**Aim**
Copy out the whole listing exactly as written, leaving the pictures behind.

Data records
════════════════
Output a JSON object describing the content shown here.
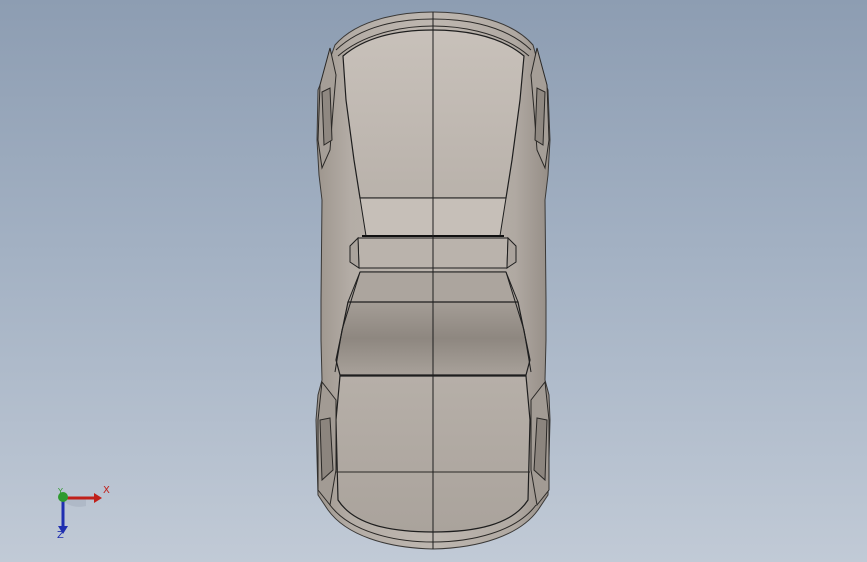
{
  "viewport": {
    "background_top": "#8d9db2",
    "background_bottom": "#c1cad6",
    "model": {
      "body_color": "#b3aca5",
      "edge_color": "#1e1e1e"
    }
  },
  "triad": {
    "x_label": "X",
    "y_label": "Y",
    "z_label": "Z",
    "x_color": "#c0201a",
    "y_color": "#2f9a2f",
    "z_color": "#1f2fb0"
  }
}
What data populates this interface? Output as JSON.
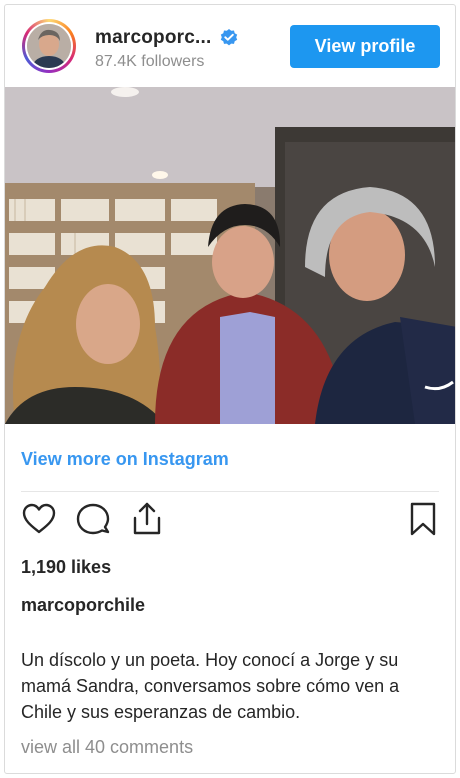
{
  "header": {
    "username": "marcoporc...",
    "followers": "87.4K followers",
    "view_profile_label": "View profile",
    "verified_icon": "verified-badge-icon"
  },
  "post": {
    "view_more_label": "View more on Instagram",
    "likes": "1,190 likes",
    "caption_username": "marcoporchile",
    "caption_text": "Un díscolo y un poeta. Hoy conocí a Jorge y su mamá Sandra, conversamos sobre cómo ven a Chile y sus esperanzas de cambio.",
    "comments_link": "view all 40 comments"
  },
  "actions": {
    "icons": [
      "heart-icon",
      "comment-icon",
      "share-icon",
      "bookmark-icon"
    ]
  },
  "colors": {
    "accent": "#3897f0",
    "button": "#1d97f0",
    "muted": "#8e8e8e",
    "text": "#262626"
  }
}
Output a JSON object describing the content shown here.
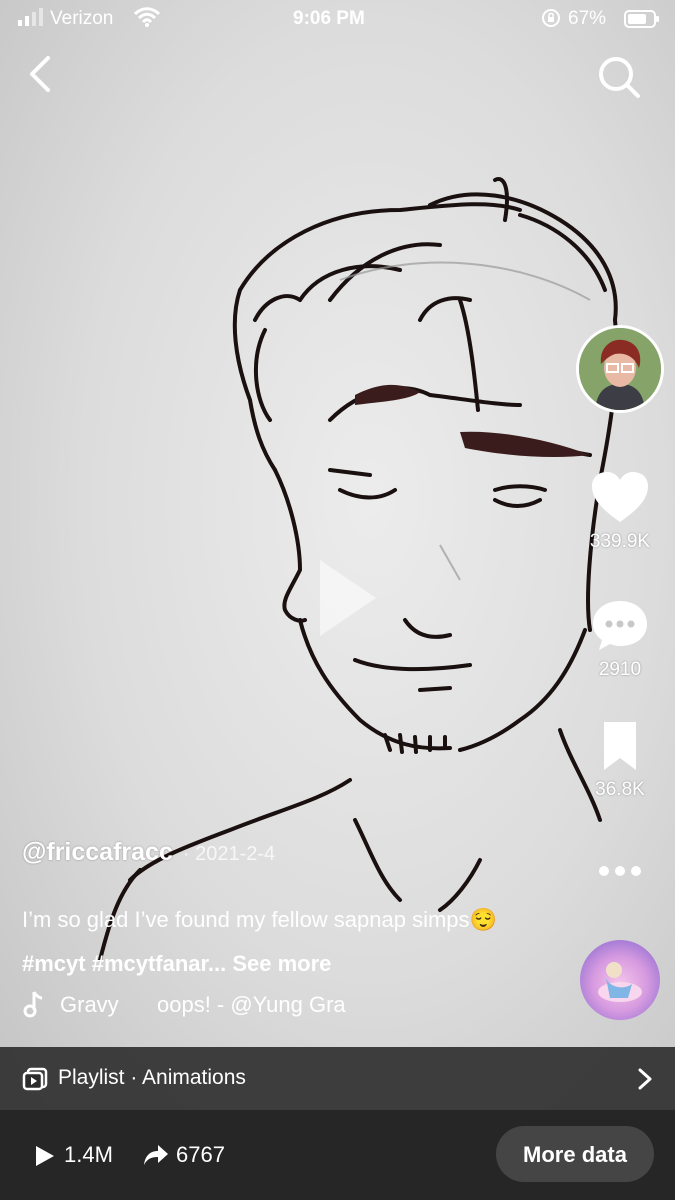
{
  "status_bar": {
    "carrier": "Verizon",
    "time": "9:06 PM",
    "battery_percent": "67%"
  },
  "video": {
    "like_count": "339.9K",
    "comment_count": "2910",
    "save_count": "36.8K"
  },
  "post": {
    "username": "@friccafracc",
    "date": "· 2021-2-4",
    "caption_text": "I’m so glad I’ve found my fellow sapnap simps",
    "caption_emoji": "😌",
    "caption_tags": "#mcyt #mcytfanar...",
    "see_more": "See more",
    "sound_part_a": "Gravy",
    "sound_part_b": "oops! - @Yung Gra"
  },
  "playlist": {
    "label": "Playlist · Animations"
  },
  "stats": {
    "views": "1.4M",
    "shares": "6767",
    "more_data_label": "More data"
  },
  "colors": {
    "background": "#d6d6d6",
    "stats_bar": "#262626",
    "playlist_bar": "#282828",
    "text": "#ffffff",
    "avatar_bg": "#86a36a"
  },
  "icons": [
    "back-icon",
    "search-icon",
    "play-icon",
    "heart-icon",
    "comment-icon",
    "bookmark-icon",
    "more-icon",
    "music-note-icon",
    "playlist-icon",
    "chevron-right-icon",
    "views-play-icon",
    "share-arrow-icon"
  ]
}
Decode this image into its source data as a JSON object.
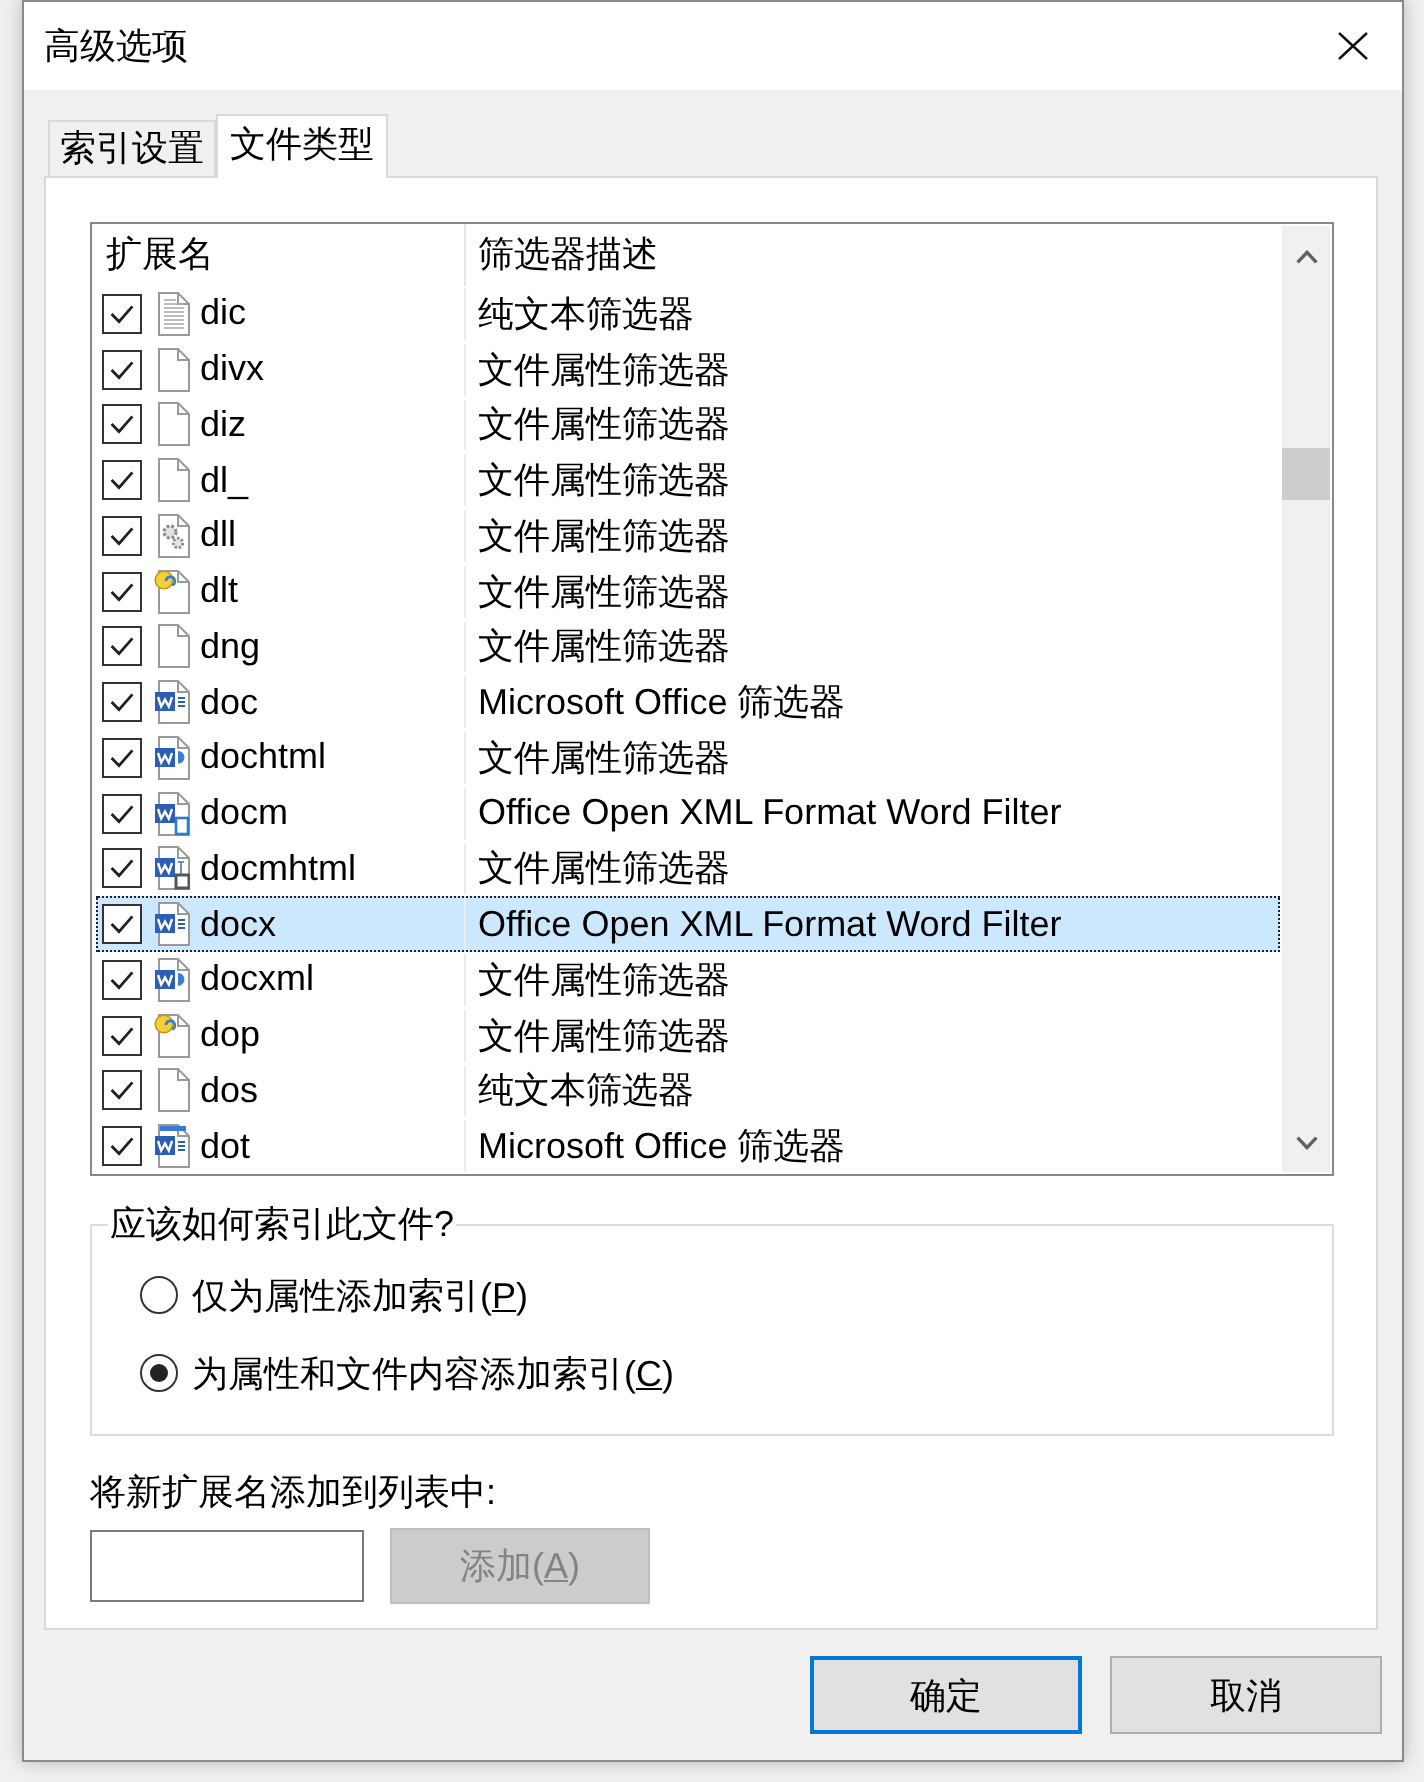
{
  "window": {
    "title": "高级选项"
  },
  "tabs": [
    {
      "label": "索引设置",
      "selected": false
    },
    {
      "label": "文件类型",
      "selected": true
    }
  ],
  "file_types": {
    "columns": [
      "扩展名",
      "筛选器描述"
    ],
    "rows": [
      {
        "ext": "dic",
        "description": "纯文本筛选器",
        "kind": "text",
        "checked": true,
        "selected": false
      },
      {
        "ext": "divx",
        "description": "文件属性筛选器",
        "kind": "blank",
        "checked": true,
        "selected": false
      },
      {
        "ext": "diz",
        "description": "文件属性筛选器",
        "kind": "blank",
        "checked": true,
        "selected": false
      },
      {
        "ext": "dl_",
        "description": "文件属性筛选器",
        "kind": "blank",
        "checked": true,
        "selected": false
      },
      {
        "ext": "dll",
        "description": "文件属性筛选器",
        "kind": "gear",
        "checked": true,
        "selected": false
      },
      {
        "ext": "dlt",
        "description": "文件属性筛选器",
        "kind": "script",
        "checked": true,
        "selected": false
      },
      {
        "ext": "dng",
        "description": "文件属性筛选器",
        "kind": "blank",
        "checked": true,
        "selected": false
      },
      {
        "ext": "doc",
        "description": "Microsoft Office 筛选器",
        "kind": "word",
        "checked": true,
        "selected": false
      },
      {
        "ext": "dochtml",
        "description": "文件属性筛选器",
        "kind": "wordweb",
        "checked": true,
        "selected": false
      },
      {
        "ext": "docm",
        "description": "Office Open XML Format Word Filter",
        "kind": "wordmacro",
        "checked": true,
        "selected": false
      },
      {
        "ext": "docmhtml",
        "description": "文件属性筛选器",
        "kind": "wordmhtml",
        "checked": true,
        "selected": false
      },
      {
        "ext": "docx",
        "description": "Office Open XML Format Word Filter",
        "kind": "word",
        "checked": true,
        "selected": true
      },
      {
        "ext": "docxml",
        "description": "文件属性筛选器",
        "kind": "wordweb",
        "checked": true,
        "selected": false
      },
      {
        "ext": "dop",
        "description": "文件属性筛选器",
        "kind": "script",
        "checked": true,
        "selected": false
      },
      {
        "ext": "dos",
        "description": "纯文本筛选器",
        "kind": "blank",
        "checked": true,
        "selected": false
      },
      {
        "ext": "dot",
        "description": "Microsoft Office 筛选器",
        "kind": "wordtemplate",
        "checked": true,
        "selected": false
      }
    ]
  },
  "index_group": {
    "title": "应该如何索引此文件?",
    "options": [
      {
        "label_parts": [
          "仅为属性添加索引(",
          "P",
          ")"
        ],
        "selected": false
      },
      {
        "label_parts": [
          "为属性和文件内容添加索引(",
          "C",
          ")"
        ],
        "selected": true
      }
    ]
  },
  "add_extension": {
    "label": "将新扩展名添加到列表中:",
    "button": {
      "label_parts": [
        "添加(",
        "A",
        ")"
      ],
      "disabled": true
    }
  },
  "buttons": [
    {
      "label": "确定",
      "default": true
    },
    {
      "label": "取消",
      "default": false
    }
  ]
}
════════════════
**Correct response**
Output a JSON object describing the content shown here.
{
  "viewport": {
    "background_top": "#8d9db2",
    "background_bottom": "#c1cad6",
    "model": {
      "body_color": "#b3aca5",
      "edge_color": "#1e1e1e"
    }
  },
  "triad": {
    "x_label": "X",
    "y_label": "Y",
    "z_label": "Z",
    "x_color": "#c0201a",
    "y_color": "#2f9a2f",
    "z_color": "#1f2fb0"
  }
}
What data populates this interface? Output as JSON.
{
  "header": {
    "username": "marcoporc...",
    "followers": "87.4K followers",
    "view_profile_label": "View profile",
    "verified_icon": "verified-badge-icon"
  },
  "post": {
    "view_more_label": "View more on Instagram",
    "likes": "1,190 likes",
    "caption_username": "marcoporchile",
    "caption_text": "Un díscolo y un poeta. Hoy conocí a Jorge y su mamá Sandra, conversamos sobre cómo ven a Chile y sus esperanzas de cambio.",
    "comments_link": "view all 40 comments"
  },
  "actions": {
    "icons": [
      "heart-icon",
      "comment-icon",
      "share-icon",
      "bookmark-icon"
    ]
  },
  "colors": {
    "accent": "#3897f0",
    "button": "#1d97f0",
    "muted": "#8e8e8e",
    "text": "#262626"
  }
}
Output a JSON object describing the content shown here.
{
  "status_bar": {
    "carrier": "Verizon",
    "time": "9:06 PM",
    "battery_percent": "67%"
  },
  "video": {
    "like_count": "339.9K",
    "comment_count": "2910",
    "save_count": "36.8K"
  },
  "post": {
    "username": "@friccafracc",
    "date": "· 2021-2-4",
    "caption_text": "I’m so glad I’ve found my fellow sapnap simps",
    "caption_emoji": "😌",
    "caption_tags": "#mcyt #mcytfanar...",
    "see_more": "See more",
    "sound_part_a": "Gravy",
    "sound_part_b": "oops! - @Yung Gra"
  },
  "playlist": {
    "label": "Playlist · Animations"
  },
  "stats": {
    "views": "1.4M",
    "shares": "6767",
    "more_data_label": "More data"
  },
  "colors": {
    "background": "#d6d6d6",
    "stats_bar": "#262626",
    "playlist_bar": "#282828",
    "text": "#ffffff",
    "avatar_bg": "#86a36a"
  },
  "icons": [
    "back-icon",
    "search-icon",
    "play-icon",
    "heart-icon",
    "comment-icon",
    "bookmark-icon",
    "more-icon",
    "music-note-icon",
    "playlist-icon",
    "chevron-right-icon",
    "views-play-icon",
    "share-arrow-icon"
  ]
}
Decode this image into its source data as a JSON object.
{
  "window": {
    "title": "高级选项"
  },
  "tabs": [
    {
      "label": "索引设置",
      "selected": false
    },
    {
      "label": "文件类型",
      "selected": true
    }
  ],
  "file_types": {
    "columns": [
      "扩展名",
      "筛选器描述"
    ],
    "rows": [
      {
        "ext": "dic",
        "description": "纯文本筛选器",
        "kind": "text",
        "checked": true,
        "selected": false
      },
      {
        "ext": "divx",
        "description": "文件属性筛选器",
        "kind": "blank",
        "checked": true,
        "selected": false
      },
      {
        "ext": "diz",
        "description": "文件属性筛选器",
        "kind": "blank",
        "checked": true,
        "selected": false
      },
      {
        "ext": "dl_",
        "description": "文件属性筛选器",
        "kind": "blank",
        "checked": true,
        "selected": false
      },
      {
        "ext": "dll",
        "description": "文件属性筛选器",
        "kind": "gear",
        "checked": true,
        "selected": false
      },
      {
        "ext": "dlt",
        "description": "文件属性筛选器",
        "kind": "script",
        "checked": true,
        "selected": false
      },
      {
        "ext": "dng",
        "description": "文件属性筛选器",
        "kind": "blank",
        "checked": true,
        "selected": false
      },
      {
        "ext": "doc",
        "description": "Microsoft Office 筛选器",
        "kind": "word",
        "checked": true,
        "selected": false
      },
      {
        "ext": "dochtml",
        "description": "文件属性筛选器",
        "kind": "wordweb",
        "checked": true,
        "selected": false
      },
      {
        "ext": "docm",
        "description": "Office Open XML Format Word Filter",
        "kind": "wordmacro",
        "checked": true,
        "selected": false
      },
      {
        "ext": "docmhtml",
        "description": "文件属性筛选器",
        "kind": "wordmhtml",
        "checked": true,
        "selected": false
      },
      {
        "ext": "docx",
        "description": "Office Open XML Format Word Filter",
        "kind": "word",
        "checked": true,
        "selected": true
      },
      {
        "ext": "docxml",
        "description": "文件属性筛选器",
        "kind": "wordweb",
        "checked": true,
        "selected": false
      },
      {
        "ext": "dop",
        "description": "文件属性筛选器",
        "kind": "script",
        "checked": true,
        "selected": false
      },
      {
        "ext": "dos",
        "description": "纯文本筛选器",
        "kind": "blank",
        "checked": true,
        "selected": false
      },
      {
        "ext": "dot",
        "description": "Microsoft Office 筛选器",
        "kind": "wordtemplate",
        "checked": true,
        "selected": false
      }
    ]
  },
  "index_group": {
    "title": "应该如何索引此文件?",
    "options": [
      {
        "label_parts": [
          "仅为属性添加索引(",
          "P",
          ")"
        ],
        "selected": false
      },
      {
        "label_parts": [
          "为属性和文件内容添加索引(",
          "C",
          ")"
        ],
        "selected": true
      }
    ]
  },
  "add_extension": {
    "label": "将新扩展名添加到列表中:",
    "button": {
      "label_parts": [
        "添加(",
        "A",
        ")"
      ],
      "disabled": true
    }
  },
  "buttons": [
    {
      "label": "确定",
      "default": true
    },
    {
      "label": "取消",
      "default": false
    }
  ]
}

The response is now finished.